**TASK BRIEF:**
Some lines of these records may hold the word "from"; state how many, using only the number.

########

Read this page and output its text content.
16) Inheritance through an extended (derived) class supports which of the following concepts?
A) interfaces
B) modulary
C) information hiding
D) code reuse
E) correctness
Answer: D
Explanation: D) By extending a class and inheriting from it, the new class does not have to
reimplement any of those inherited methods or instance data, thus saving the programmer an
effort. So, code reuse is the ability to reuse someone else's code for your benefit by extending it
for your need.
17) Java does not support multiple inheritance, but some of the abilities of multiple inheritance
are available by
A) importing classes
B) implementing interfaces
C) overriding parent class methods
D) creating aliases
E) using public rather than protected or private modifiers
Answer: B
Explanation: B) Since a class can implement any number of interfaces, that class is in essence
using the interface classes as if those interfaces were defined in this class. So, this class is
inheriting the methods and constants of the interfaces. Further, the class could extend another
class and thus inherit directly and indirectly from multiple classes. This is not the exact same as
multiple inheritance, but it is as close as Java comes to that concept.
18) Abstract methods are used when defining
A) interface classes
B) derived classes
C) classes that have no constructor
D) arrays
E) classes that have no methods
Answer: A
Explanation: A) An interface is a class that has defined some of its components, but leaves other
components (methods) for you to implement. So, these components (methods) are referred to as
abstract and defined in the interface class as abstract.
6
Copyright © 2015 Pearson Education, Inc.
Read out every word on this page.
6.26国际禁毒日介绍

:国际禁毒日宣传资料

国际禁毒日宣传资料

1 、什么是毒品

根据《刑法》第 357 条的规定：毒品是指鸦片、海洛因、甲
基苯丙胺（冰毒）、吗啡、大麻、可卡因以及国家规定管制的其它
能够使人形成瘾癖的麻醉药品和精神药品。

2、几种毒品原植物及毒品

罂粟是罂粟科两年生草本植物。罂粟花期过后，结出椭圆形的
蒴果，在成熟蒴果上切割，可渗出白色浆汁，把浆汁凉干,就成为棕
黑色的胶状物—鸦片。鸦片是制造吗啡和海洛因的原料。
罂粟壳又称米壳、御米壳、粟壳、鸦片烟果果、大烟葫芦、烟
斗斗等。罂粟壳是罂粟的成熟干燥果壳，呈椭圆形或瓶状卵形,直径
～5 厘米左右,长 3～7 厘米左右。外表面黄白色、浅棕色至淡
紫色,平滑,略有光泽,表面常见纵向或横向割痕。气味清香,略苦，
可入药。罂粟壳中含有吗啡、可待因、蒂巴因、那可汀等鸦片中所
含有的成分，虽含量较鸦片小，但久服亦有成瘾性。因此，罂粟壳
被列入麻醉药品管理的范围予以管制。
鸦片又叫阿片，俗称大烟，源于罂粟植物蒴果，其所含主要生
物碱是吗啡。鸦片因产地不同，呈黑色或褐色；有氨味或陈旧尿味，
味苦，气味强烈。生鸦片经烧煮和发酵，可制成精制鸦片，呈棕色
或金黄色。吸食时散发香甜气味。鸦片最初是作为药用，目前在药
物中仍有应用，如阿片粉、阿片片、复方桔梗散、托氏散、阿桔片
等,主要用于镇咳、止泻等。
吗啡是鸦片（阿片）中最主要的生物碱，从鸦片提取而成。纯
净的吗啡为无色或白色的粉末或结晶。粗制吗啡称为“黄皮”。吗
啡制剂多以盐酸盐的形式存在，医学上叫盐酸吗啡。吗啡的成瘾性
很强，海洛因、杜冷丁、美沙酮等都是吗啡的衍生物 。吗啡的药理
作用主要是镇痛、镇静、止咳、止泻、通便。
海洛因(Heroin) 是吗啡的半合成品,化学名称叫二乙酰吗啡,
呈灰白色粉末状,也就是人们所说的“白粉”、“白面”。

########

**THE REPLY:**
2